* Document segment *
───

I am working along with Cocoa Programming For Mac OS X (a great book). One of the exercises the book gives is to build a simple to-do program. The UI has a table view, a text field to type in a new item and an "Add" button to add the new item to the table.
On the back end I have a controller that is the data source and delegate for my NSTableView. The controller also implements an IBAction method called by the "Add" button. It contains a NSMutableArray to hold the to do list items. When the button is clicked, the action method fires correctly and the new string gets added to the mutable array. However, my data source methods are not being called correctly. Here they be:
- (NSInteger)numberOfRowsInTableView:(NSTableView *)aTableView {
NSLog(@"Calling numberOfRowsInTableView: %d", [todoList count]);
return [todoList count];
}
- (id)tableView:(NSTableView *)aTableView
objectValueForTableColumn:(NSTableColumn *)aTableColumn
row:(NSInteger)rowIndex {
NSLog(@"Returning %@ to be displayed", [todoList objectAtIndex:rowIndex]);
return [todoList objectAtIndex:rowIndex];
}
Here is the rub. -numberOfRowsInTableView
only gets called when the app first starts, not every time I add something new to the array. -objectValueForTableColumn
never gets called at all. I assume this is because Cocoa is smart enough to not call this method when there is nothing to draw. Is there some method I need to call to let the table view know that its data source has changed, and it should redraw itself?

───

* Data records *

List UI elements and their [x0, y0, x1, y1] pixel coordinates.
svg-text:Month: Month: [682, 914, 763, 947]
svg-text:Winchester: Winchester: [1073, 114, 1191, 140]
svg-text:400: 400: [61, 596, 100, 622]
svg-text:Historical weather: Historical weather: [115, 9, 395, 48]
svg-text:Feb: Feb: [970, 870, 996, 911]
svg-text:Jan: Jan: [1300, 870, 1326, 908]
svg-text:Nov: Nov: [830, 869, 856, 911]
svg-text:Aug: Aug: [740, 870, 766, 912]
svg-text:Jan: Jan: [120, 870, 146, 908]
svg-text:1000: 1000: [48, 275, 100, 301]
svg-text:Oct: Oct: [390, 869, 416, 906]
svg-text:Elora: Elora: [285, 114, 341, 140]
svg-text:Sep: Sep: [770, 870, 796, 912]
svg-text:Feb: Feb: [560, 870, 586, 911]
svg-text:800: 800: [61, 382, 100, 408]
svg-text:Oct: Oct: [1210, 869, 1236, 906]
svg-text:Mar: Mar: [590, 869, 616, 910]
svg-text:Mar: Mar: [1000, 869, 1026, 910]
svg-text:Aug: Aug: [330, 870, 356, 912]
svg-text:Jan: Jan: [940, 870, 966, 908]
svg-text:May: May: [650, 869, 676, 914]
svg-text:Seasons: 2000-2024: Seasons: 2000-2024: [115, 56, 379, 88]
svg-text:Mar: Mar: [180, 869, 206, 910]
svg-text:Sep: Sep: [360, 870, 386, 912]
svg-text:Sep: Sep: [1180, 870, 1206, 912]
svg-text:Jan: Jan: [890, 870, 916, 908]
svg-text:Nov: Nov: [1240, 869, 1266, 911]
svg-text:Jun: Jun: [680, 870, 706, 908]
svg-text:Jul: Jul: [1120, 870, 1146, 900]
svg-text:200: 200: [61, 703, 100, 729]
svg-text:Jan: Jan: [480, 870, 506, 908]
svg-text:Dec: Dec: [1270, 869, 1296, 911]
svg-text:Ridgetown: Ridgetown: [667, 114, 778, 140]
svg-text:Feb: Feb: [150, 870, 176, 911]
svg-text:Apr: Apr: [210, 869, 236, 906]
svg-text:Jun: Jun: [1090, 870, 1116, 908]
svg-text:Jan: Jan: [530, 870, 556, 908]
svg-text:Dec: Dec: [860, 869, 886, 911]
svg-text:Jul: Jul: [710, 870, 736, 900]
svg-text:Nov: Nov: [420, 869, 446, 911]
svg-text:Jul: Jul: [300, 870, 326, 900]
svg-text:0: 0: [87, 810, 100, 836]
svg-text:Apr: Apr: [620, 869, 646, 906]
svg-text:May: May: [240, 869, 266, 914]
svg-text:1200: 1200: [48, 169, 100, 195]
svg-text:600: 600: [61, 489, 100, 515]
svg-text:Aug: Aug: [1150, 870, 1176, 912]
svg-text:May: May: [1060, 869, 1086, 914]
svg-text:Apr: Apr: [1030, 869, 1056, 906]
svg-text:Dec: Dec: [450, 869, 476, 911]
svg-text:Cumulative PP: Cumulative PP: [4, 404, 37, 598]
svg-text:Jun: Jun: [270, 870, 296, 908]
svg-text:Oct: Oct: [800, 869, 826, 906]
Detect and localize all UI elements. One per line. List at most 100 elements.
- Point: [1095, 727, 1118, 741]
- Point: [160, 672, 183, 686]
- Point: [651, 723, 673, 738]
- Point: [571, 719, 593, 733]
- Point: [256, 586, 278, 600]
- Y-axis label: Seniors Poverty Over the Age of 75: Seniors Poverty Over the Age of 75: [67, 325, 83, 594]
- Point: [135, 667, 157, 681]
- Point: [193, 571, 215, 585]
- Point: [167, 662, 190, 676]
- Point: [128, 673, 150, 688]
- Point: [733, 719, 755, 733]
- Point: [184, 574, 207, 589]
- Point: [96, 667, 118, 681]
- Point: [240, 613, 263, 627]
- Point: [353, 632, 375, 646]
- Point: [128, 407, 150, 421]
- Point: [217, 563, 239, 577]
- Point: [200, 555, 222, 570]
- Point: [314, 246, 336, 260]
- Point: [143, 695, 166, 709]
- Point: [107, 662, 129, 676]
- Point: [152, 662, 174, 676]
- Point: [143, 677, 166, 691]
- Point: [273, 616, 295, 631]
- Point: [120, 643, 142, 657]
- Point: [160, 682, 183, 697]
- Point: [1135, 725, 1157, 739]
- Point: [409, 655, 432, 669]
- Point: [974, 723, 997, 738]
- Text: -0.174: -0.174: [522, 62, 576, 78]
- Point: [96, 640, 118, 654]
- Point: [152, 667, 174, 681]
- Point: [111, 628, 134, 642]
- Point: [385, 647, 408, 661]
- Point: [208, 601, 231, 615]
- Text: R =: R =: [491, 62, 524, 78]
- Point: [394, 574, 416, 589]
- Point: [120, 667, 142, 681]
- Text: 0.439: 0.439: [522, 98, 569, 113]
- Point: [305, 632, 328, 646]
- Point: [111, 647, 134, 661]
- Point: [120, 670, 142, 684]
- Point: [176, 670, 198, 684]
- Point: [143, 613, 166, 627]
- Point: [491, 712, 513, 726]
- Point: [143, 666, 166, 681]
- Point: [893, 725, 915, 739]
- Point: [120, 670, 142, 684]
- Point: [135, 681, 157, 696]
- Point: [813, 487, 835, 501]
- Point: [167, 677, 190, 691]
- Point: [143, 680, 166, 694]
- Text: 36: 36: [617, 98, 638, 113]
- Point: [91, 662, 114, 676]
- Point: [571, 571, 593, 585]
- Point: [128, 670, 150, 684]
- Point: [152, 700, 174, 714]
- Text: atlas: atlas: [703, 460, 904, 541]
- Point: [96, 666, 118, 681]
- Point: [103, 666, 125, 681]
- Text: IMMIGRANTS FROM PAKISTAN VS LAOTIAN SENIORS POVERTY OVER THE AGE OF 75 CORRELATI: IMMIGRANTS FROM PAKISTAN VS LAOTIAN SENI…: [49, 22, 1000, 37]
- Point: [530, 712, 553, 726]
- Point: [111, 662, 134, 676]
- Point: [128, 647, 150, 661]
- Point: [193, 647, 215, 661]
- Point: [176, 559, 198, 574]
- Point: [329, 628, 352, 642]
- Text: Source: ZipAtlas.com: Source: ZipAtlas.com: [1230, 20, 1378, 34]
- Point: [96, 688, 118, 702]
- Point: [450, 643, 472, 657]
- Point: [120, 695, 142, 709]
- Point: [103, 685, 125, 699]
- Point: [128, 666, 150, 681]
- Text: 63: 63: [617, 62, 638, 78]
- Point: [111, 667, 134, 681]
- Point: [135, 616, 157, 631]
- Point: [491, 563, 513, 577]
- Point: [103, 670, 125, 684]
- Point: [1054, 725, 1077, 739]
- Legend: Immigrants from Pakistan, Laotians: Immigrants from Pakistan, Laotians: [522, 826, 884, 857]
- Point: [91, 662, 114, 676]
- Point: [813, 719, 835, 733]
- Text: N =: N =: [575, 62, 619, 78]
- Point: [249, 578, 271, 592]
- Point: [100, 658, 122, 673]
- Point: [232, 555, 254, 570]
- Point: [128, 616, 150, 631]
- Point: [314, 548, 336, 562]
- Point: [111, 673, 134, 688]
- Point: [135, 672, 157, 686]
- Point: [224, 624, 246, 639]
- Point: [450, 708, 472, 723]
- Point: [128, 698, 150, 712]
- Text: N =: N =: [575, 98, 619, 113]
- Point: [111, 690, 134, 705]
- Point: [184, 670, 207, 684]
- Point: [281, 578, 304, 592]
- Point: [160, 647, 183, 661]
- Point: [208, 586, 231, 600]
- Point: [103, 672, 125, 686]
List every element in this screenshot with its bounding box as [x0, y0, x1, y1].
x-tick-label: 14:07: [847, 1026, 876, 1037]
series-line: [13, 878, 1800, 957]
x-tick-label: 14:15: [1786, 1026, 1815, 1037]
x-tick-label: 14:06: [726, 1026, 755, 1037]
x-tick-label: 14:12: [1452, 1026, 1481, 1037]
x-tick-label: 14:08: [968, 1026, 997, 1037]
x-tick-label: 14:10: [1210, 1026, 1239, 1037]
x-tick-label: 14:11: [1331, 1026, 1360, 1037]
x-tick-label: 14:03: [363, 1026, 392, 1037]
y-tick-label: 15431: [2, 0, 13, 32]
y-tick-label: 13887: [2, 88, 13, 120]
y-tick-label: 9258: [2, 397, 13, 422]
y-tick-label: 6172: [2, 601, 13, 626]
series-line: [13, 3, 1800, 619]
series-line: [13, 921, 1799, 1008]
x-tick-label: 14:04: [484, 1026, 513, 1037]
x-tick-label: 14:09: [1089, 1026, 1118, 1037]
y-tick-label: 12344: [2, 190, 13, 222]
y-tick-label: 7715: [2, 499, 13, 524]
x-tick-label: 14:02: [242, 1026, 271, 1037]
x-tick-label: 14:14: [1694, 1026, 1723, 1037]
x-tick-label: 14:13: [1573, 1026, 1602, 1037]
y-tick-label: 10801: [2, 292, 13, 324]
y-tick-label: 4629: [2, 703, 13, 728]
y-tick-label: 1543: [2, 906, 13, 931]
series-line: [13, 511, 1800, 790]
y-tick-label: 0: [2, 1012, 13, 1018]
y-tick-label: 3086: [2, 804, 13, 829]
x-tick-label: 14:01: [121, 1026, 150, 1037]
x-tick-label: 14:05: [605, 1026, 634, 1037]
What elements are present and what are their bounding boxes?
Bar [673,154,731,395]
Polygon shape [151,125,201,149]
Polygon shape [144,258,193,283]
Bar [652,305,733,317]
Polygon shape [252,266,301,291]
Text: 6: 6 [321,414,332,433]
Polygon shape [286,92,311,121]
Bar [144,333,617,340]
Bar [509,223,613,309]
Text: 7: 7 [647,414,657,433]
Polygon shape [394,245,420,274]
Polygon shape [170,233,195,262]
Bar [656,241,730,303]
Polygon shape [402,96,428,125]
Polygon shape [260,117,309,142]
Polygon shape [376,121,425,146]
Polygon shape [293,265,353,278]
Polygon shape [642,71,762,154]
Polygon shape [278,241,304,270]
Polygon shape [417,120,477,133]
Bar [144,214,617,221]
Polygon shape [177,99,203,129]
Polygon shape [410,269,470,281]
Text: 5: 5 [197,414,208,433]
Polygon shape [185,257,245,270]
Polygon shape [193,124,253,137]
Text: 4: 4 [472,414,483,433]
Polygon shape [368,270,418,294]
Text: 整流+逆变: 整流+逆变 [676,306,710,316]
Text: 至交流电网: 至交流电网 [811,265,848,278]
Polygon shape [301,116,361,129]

───

* Requirement *
Rewrite the Cocoa table view question from "I am working" to "to the table.", changing "text field" to "input field".

* Solution for this problem *
I am working along with Cocoa Programming For Mac OS X (a great book). One of the exercises the book gives is to build a simple to-do program. The UI has a table view, a input field to type in a new item and an "Add" button to add the new item to the table.